Task directions:
Write out all of the entries that follow, word for word, but skip the pictures.

Records for the exercise:
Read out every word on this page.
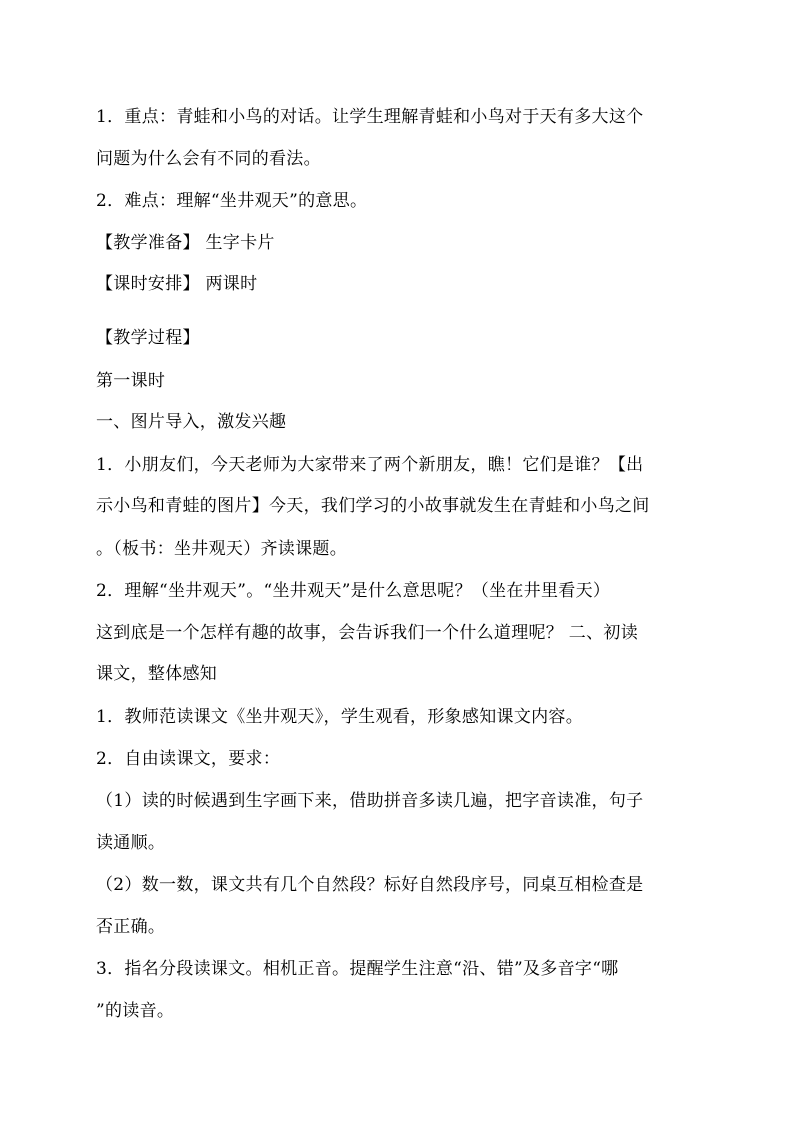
1．重点：青蛙和小鸟的对话。让学生理解青蛙和小鸟对于天有多大这个
问题为什么会有不同的看法。
2．难点：理解“坐井观天”的意思。
【教学准备】 生字卡片
【课时安排】 两课时
【教学过程】
第一课时
一、图片导入，激发兴趣
1．小朋友们，今天老师为大家带来了两个新朋友，瞧！它们是谁？【出
示小鸟和青蛙的图片】今天，我们学习的小故事就发生在青蛙和小鸟之间
。（板书：坐井观天）齐读课题。
2．理解“坐井观天”。“坐井观天”是什么意思呢？（坐在井里看天）
这到底是一个怎样有趣的故事，会告诉我们一个什么道理呢？ 二、初读
课文，整体感知
1．教师范读课文《坐井观天》，学生观看，形象感知课文内容。
2．自由读课文，要求：
（1）读的时候遇到生字画下来，借助拼音多读几遍，把字音读准，句子
读通顺。
（2）数一数，课文共有几个自然段？标好自然段序号，同桌互相检查是
否正确。
3．指名分段读课文。相机正音。提醒学生注意“沿、错”及多音字“哪
”的读音。
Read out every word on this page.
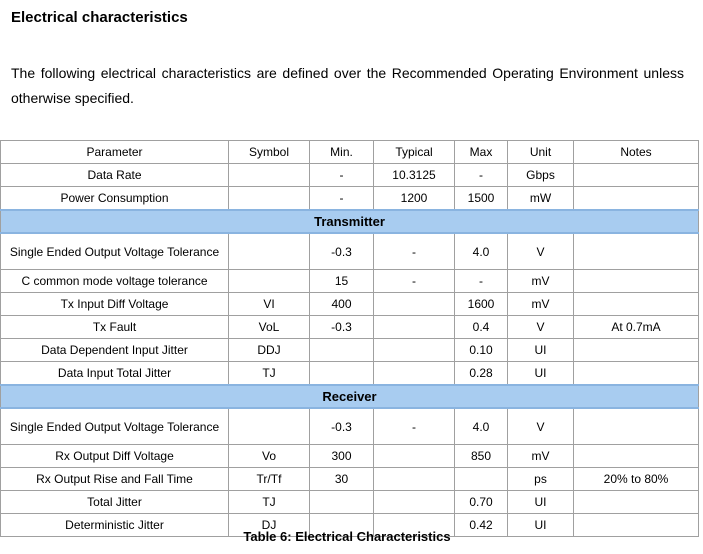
Electrical characteristics

The following electrical characteristics are defined over the Recommended Operating Environment unless otherwise specified.

Parameter	Symbol	Min.	Typical	Max	Unit	Notes
Data Rate		-	10.3125	-	Gbps	
Power Consumption		-	1200	1500	mW	
Transmitter						
Single Ended Output Voltage Tolerance		-0.3	-	4.0	V	
C common mode voltage tolerance		15	-	-	mV	
Tx Input Diff Voltage	VI	400		1600	mV	
Tx Fault	VoL	-0.3		0.4	V	At 0.7mA
Data Dependent Input Jitter	DDJ			0.10	UI	
Data Input Total Jitter	TJ			0.28	UI	
Receiver						
Single Ended Output Voltage Tolerance		-0.3	-	4.0	V	
Rx Output Diff Voltage	Vo	300		850	mV	
Rx Output Rise and Fall Time	Tr/Tf	30			ps	20% to 80%
Total Jitter	TJ			0.70	UI	
Deterministic Jitter	DJ			0.42	UI	

Table 6: Electrical Characteristics
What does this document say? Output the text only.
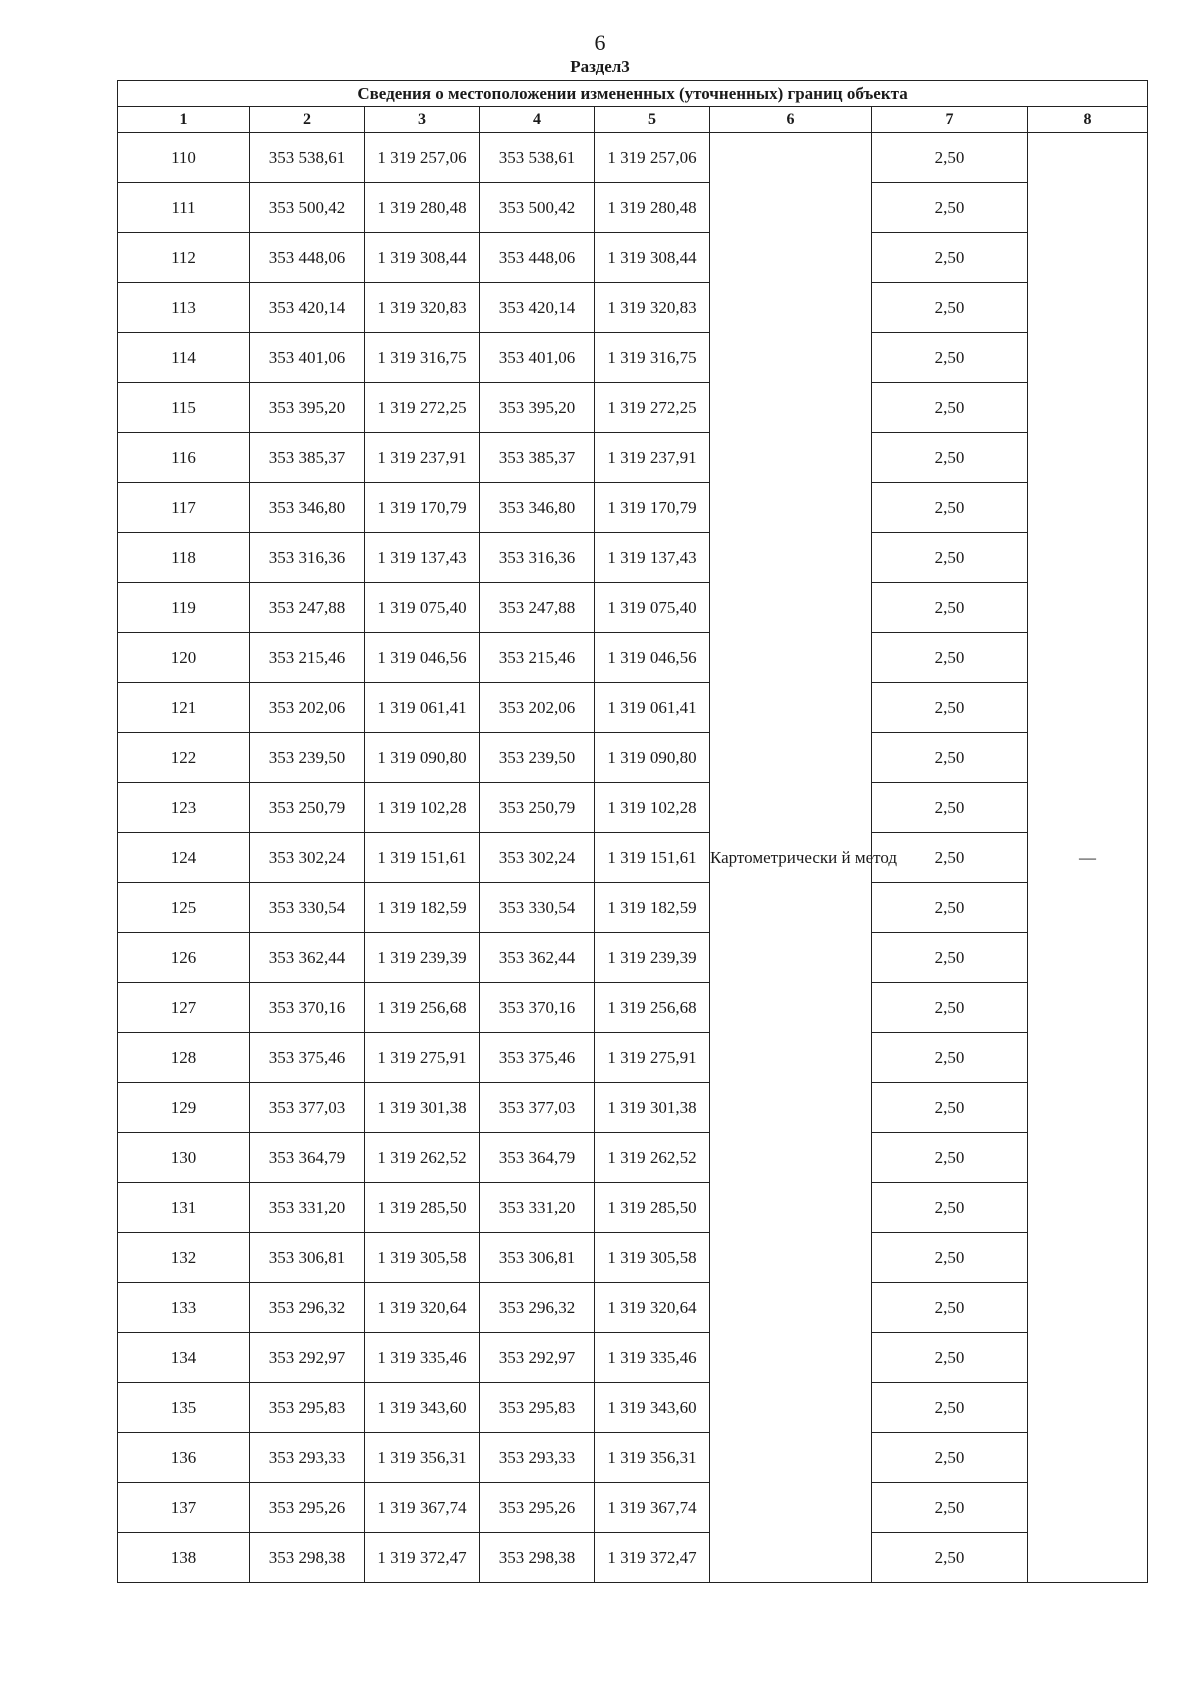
6
Раздел3
Сведения о местоположении измененных (уточненных) границ объекта							
1	2	3	4	5	6	7	8
110	353 538,61	1 319 257,06	353 538,61	1 319 257,06	Картометрически й метод	2,50	—
111	353 500,42	1 319 280,48	353 500,42	1 319 280,48		2,50	
112	353 448,06	1 319 308,44	353 448,06	1 319 308,44		2,50	
113	353 420,14	1 319 320,83	353 420,14	1 319 320,83		2,50	
114	353 401,06	1 319 316,75	353 401,06	1 319 316,75		2,50	
115	353 395,20	1 319 272,25	353 395,20	1 319 272,25		2,50	
116	353 385,37	1 319 237,91	353 385,37	1 319 237,91		2,50	
117	353 346,80	1 319 170,79	353 346,80	1 319 170,79		2,50	
118	353 316,36	1 319 137,43	353 316,36	1 319 137,43		2,50	
119	353 247,88	1 319 075,40	353 247,88	1 319 075,40		2,50	
120	353 215,46	1 319 046,56	353 215,46	1 319 046,56		2,50	
121	353 202,06	1 319 061,41	353 202,06	1 319 061,41		2,50	
122	353 239,50	1 319 090,80	353 239,50	1 319 090,80		2,50	
123	353 250,79	1 319 102,28	353 250,79	1 319 102,28		2,50	
124	353 302,24	1 319 151,61	353 302,24	1 319 151,61		2,50	
125	353 330,54	1 319 182,59	353 330,54	1 319 182,59		2,50	
126	353 362,44	1 319 239,39	353 362,44	1 319 239,39		2,50	
127	353 370,16	1 319 256,68	353 370,16	1 319 256,68		2,50	
128	353 375,46	1 319 275,91	353 375,46	1 319 275,91		2,50	
129	353 377,03	1 319 301,38	353 377,03	1 319 301,38		2,50	
130	353 364,79	1 319 262,52	353 364,79	1 319 262,52		2,50	
131	353 331,20	1 319 285,50	353 331,20	1 319 285,50		2,50	
132	353 306,81	1 319 305,58	353 306,81	1 319 305,58		2,50	
133	353 296,32	1 319 320,64	353 296,32	1 319 320,64		2,50	
134	353 292,97	1 319 335,46	353 292,97	1 319 335,46		2,50	
135	353 295,83	1 319 343,60	353 295,83	1 319 343,60		2,50	
136	353 293,33	1 319 356,31	353 293,33	1 319 356,31		2,50	
137	353 295,26	1 319 367,74	353 295,26	1 319 367,74		2,50	
138	353 298,38	1 319 372,47	353 298,38	1 319 372,47		2,50	
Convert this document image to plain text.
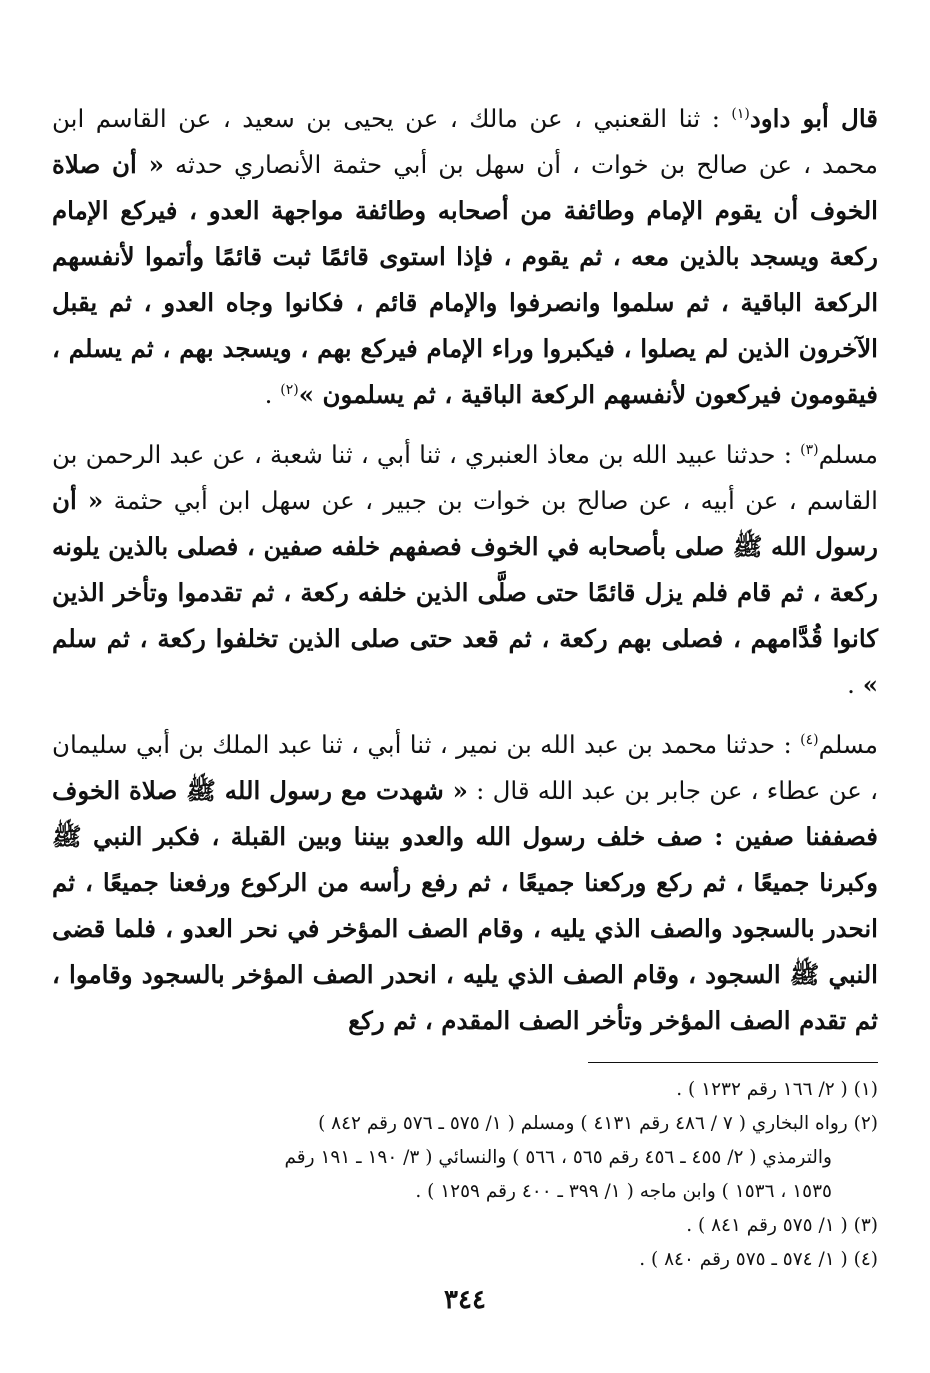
قال أبو داود$^{(١)}$ : ثنا القعنبي ، عن مالك ، عن يحيى بن سعيد ، عن القاسم ابن محمد ، عن صالح بن خوات ، أن سهل بن أبي حثمة الأنصاري حدثه « أن صلاة الخوف أن يقوم الإمام وطائفة من أصحابه وطائفة مواجهة العدو ، فيركع الإمام ركعة ويسجد بالذين معه ، ثم يقوم ، فإذا استوى قائمًا ثبت قائمًا وأتموا لأنفسهم الركعة الباقية ، ثم سلموا وانصرفوا والإمام قائم ، فكانوا وجاه العدو ، ثم يقبل الآخرون الذين لم يصلوا ، فيكبروا وراء الإمام فيركع بهم ، ويسجد بهم ، ثم يسلم ، فيقومون فيركعون لأنفسهم الركعة الباقية ، ثم يسلمون »$^{(٢)}$ .

مسلم$^{(٣)}$ : حدثنا عبيد الله بن معاذ العنبري ، ثنا أبي ، ثنا شعبة ، عن عبد الرحمن بن القاسم ، عن أبيه ، عن صالح بن خوات بن جبير ، عن سهل ابن أبي حثمة « أن رسول الله ﷺ صلى بأصحابه في الخوف فصفهم خلفه صفين ، فصلى بالذين يلونه ركعة ، ثم قام فلم يزل قائمًا حتى صلَّى الذين خلفه ركعة ، ثم تقدموا وتأخر الذين كانوا قُدَّامهم ، فصلى بهم ركعة ، ثم قعد حتى صلى الذين تخلفوا ركعة ، ثم سلم » .

مسلم$^{(٤)}$ : حدثنا محمد بن عبد الله بن نمير ، ثنا أبي ، ثنا عبد الملك بن أبي سليمان ، عن عطاء ، عن جابر بن عبد الله قال : « شهدت مع رسول الله ﷺ صلاة الخوف فصففنا صفين : صف خلف رسول الله والعدو بيننا وبين القبلة ، فكبر النبي ﷺ وكبرنا جميعًا ، ثم ركع وركعنا جميعًا ، ثم رفع رأسه من الركوع ورفعنا جميعًا ، ثم انحدر بالسجود والصف الذي يليه ، وقام الصف المؤخر في نحر العدو ، فلما قضى النبي ﷺ السجود ، وقام الصف الذي يليه ، انحدر الصف المؤخر بالسجود وقاموا ، ثم تقدم الصف المؤخر وتأخر الصف المقدم ، ثم ركع

(١) ( ٢/ ١٦٦ رقم ١٢٣٢ ) .

(٢) رواه البخاري ( ٧ / ٤٨٦ رقم ٤١٣١ ) ومسلم ( ١/ ٥٧٥ ـ ٥٧٦ رقم ٨٤٢ )

والترمذي ( ٢/ ٤٥٥ ـ ٤٥٦ رقم ٥٦٥ ، ٥٦٦ ) والنسائي ( ٣/ ١٩٠ ـ ١٩١ رقم

١٥٣٥ ، ١٥٣٦ ) وابن ماجه ( ١/ ٣٩٩ ـ ٤٠٠ رقم ١٢٥٩ ) .

(٣) ( ١/ ٥٧٥ رقم ٨٤١ ) .

(٤) ( ١/ ٥٧٤ ـ ٥٧٥ رقم ٨٤٠ ) .

٣٤٤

Response for this exercise:
Read out every word on this page.
1．重点：青蛙和小鸟的对话。让学生理解青蛙和小鸟对于天有多大这个
问题为什么会有不同的看法。
2．难点：理解“坐井观天”的意思。
【教学准备】 生字卡片
【课时安排】 两课时
【教学过程】
第一课时
一、图片导入，激发兴趣
1．小朋友们，今天老师为大家带来了两个新朋友，瞧！它们是谁？【出
示小鸟和青蛙的图片】今天，我们学习的小故事就发生在青蛙和小鸟之间
。（板书：坐井观天）齐读课题。
2．理解“坐井观天”。“坐井观天”是什么意思呢？（坐在井里看天）
这到底是一个怎样有趣的故事，会告诉我们一个什么道理呢？ 二、初读
课文，整体感知
1．教师范读课文《坐井观天》，学生观看，形象感知课文内容。
2．自由读课文，要求：
（1）读的时候遇到生字画下来，借助拼音多读几遍，把字音读准，句子
读通顺。
（2）数一数，课文共有几个自然段？标好自然段序号，同桌互相检查是
否正确。
3．指名分段读课文。相机正音。提醒学生注意“沿、错”及多音字“哪
”的读音。
Read out every word on this page.
Electrical characteristics

The following electrical characteristics are defined over the Recommended Operating Environment unless otherwise specified.

Parameter	Symbol	Min.	Typical	Max	Unit	Notes
Data Rate		-	10.3125	-	Gbps	
Power Consumption		-	1200	1500	mW	
Transmitter						
Single Ended Output Voltage Tolerance		-0.3	-	4.0	V	
C common mode voltage tolerance		15	-	-	mV	
Tx Input Diff Voltage	VI	400		1600	mV	
Tx Fault	VoL	-0.3		0.4	V	At 0.7mA
Data Dependent Input Jitter	DDJ			0.10	UI	
Data Input Total Jitter	TJ			0.28	UI	
Receiver						
Single Ended Output Voltage Tolerance		-0.3	-	4.0	V	
Rx Output Diff Voltage	Vo	300		850	mV	
Rx Output Rise and Fall Time	Tr/Tf	30			ps	20% to 80%
Total Jitter	TJ			0.70	UI	
Deterministic Jitter	DJ			0.42	UI	

Table 6: Electrical Characteristics
What does this document say? Output the text only.
6
Раздел3
Сведения о местоположении измененных (уточненных) границ объекта							
1	2	3	4	5	6	7	8
110	353 538,61	1 319 257,06	353 538,61	1 319 257,06	Картометрически й метод	2,50	—
111	353 500,42	1 319 280,48	353 500,42	1 319 280,48		2,50	
112	353 448,06	1 319 308,44	353 448,06	1 319 308,44		2,50	
113	353 420,14	1 319 320,83	353 420,14	1 319 320,83		2,50	
114	353 401,06	1 319 316,75	353 401,06	1 319 316,75		2,50	
115	353 395,20	1 319 272,25	353 395,20	1 319 272,25		2,50	
116	353 385,37	1 319 237,91	353 385,37	1 319 237,91		2,50	
117	353 346,80	1 319 170,79	353 346,80	1 319 170,79		2,50	
118	353 316,36	1 319 137,43	353 316,36	1 319 137,43		2,50	
119	353 247,88	1 319 075,40	353 247,88	1 319 075,40		2,50	
120	353 215,46	1 319 046,56	353 215,46	1 319 046,56		2,50	
121	353 202,06	1 319 061,41	353 202,06	1 319 061,41		2,50	
122	353 239,50	1 319 090,80	353 239,50	1 319 090,80		2,50	
123	353 250,79	1 319 102,28	353 250,79	1 319 102,28		2,50	
124	353 302,24	1 319 151,61	353 302,24	1 319 151,61		2,50	
125	353 330,54	1 319 182,59	353 330,54	1 319 182,59		2,50	
126	353 362,44	1 319 239,39	353 362,44	1 319 239,39		2,50	
127	353 370,16	1 319 256,68	353 370,16	1 319 256,68		2,50	
128	353 375,46	1 319 275,91	353 375,46	1 319 275,91		2,50	
129	353 377,03	1 319 301,38	353 377,03	1 319 301,38		2,50	
130	353 364,79	1 319 262,52	353 364,79	1 319 262,52		2,50	
131	353 331,20	1 319 285,50	353 331,20	1 319 285,50		2,50	
132	353 306,81	1 319 305,58	353 306,81	1 319 305,58		2,50	
133	353 296,32	1 319 320,64	353 296,32	1 319 320,64		2,50	
134	353 292,97	1 319 335,46	353 292,97	1 319 335,46		2,50	
135	353 295,83	1 319 343,60	353 295,83	1 319 343,60		2,50	
136	353 293,33	1 319 356,31	353 293,33	1 319 356,31		2,50	
137	353 295,26	1 319 367,74	353 295,26	1 319 367,74		2,50	
138	353 298,38	1 319 372,47	353 298,38	1 319 372,47		2,50	
Convert this document image to plain text.
قال أبو داود$^{(١)}$ : ثنا القعنبي ، عن مالك ، عن يحيى بن سعيد ، عن القاسم ابن محمد ، عن صالح بن خوات ، أن سهل بن أبي حثمة الأنصاري حدثه « أن صلاة الخوف أن يقوم الإمام وطائفة من أصحابه وطائفة مواجهة العدو ، فيركع الإمام ركعة ويسجد بالذين معه ، ثم يقوم ، فإذا استوى قائمًا ثبت قائمًا وأتموا لأنفسهم الركعة الباقية ، ثم سلموا وانصرفوا والإمام قائم ، فكانوا وجاه العدو ، ثم يقبل الآخرون الذين لم يصلوا ، فيكبروا وراء الإمام فيركع بهم ، ويسجد بهم ، ثم يسلم ، فيقومون فيركعون لأنفسهم الركعة الباقية ، ثم يسلمون »$^{(٢)}$ .

مسلم$^{(٣)}$ : حدثنا عبيد الله بن معاذ العنبري ، ثنا أبي ، ثنا شعبة ، عن عبد الرحمن بن القاسم ، عن أبيه ، عن صالح بن خوات بن جبير ، عن سهل ابن أبي حثمة « أن رسول الله ﷺ صلى بأصحابه في الخوف فصفهم خلفه صفين ، فصلى بالذين يلونه ركعة ، ثم قام فلم يزل قائمًا حتى صلَّى الذين خلفه ركعة ، ثم تقدموا وتأخر الذين كانوا قُدَّامهم ، فصلى بهم ركعة ، ثم قعد حتى صلى الذين تخلفوا ركعة ، ثم سلم » .

مسلم$^{(٤)}$ : حدثنا محمد بن عبد الله بن نمير ، ثنا أبي ، ثنا عبد الملك بن أبي سليمان ، عن عطاء ، عن جابر بن عبد الله قال : « شهدت مع رسول الله ﷺ صلاة الخوف فصففنا صفين : صف خلف رسول الله والعدو بيننا وبين القبلة ، فكبر النبي ﷺ وكبرنا جميعًا ، ثم ركع وركعنا جميعًا ، ثم رفع رأسه من الركوع ورفعنا جميعًا ، ثم انحدر بالسجود والصف الذي يليه ، وقام الصف المؤخر في نحر العدو ، فلما قضى النبي ﷺ السجود ، وقام الصف الذي يليه ، انحدر الصف المؤخر بالسجود وقاموا ، ثم تقدم الصف المؤخر وتأخر الصف المقدم ، ثم ركع

(١) ( ٢/ ١٦٦ رقم ١٢٣٢ ) .

(٢) رواه البخاري ( ٧ / ٤٨٦ رقم ٤١٣١ ) ومسلم ( ١/ ٥٧٥ ـ ٥٧٦ رقم ٨٤٢ )

والترمذي ( ٢/ ٤٥٥ ـ ٤٥٦ رقم ٥٦٥ ، ٥٦٦ ) والنسائي ( ٣/ ١٩٠ ـ ١٩١ رقم

١٥٣٥ ، ١٥٣٦ ) وابن ماجه ( ١/ ٣٩٩ ـ ٤٠٠ رقم ١٢٥٩ ) .

(٣) ( ١/ ٥٧٥ رقم ٨٤١ ) .

(٤) ( ١/ ٥٧٤ ـ ٥٧٥ رقم ٨٤٠ ) .

٣٤٤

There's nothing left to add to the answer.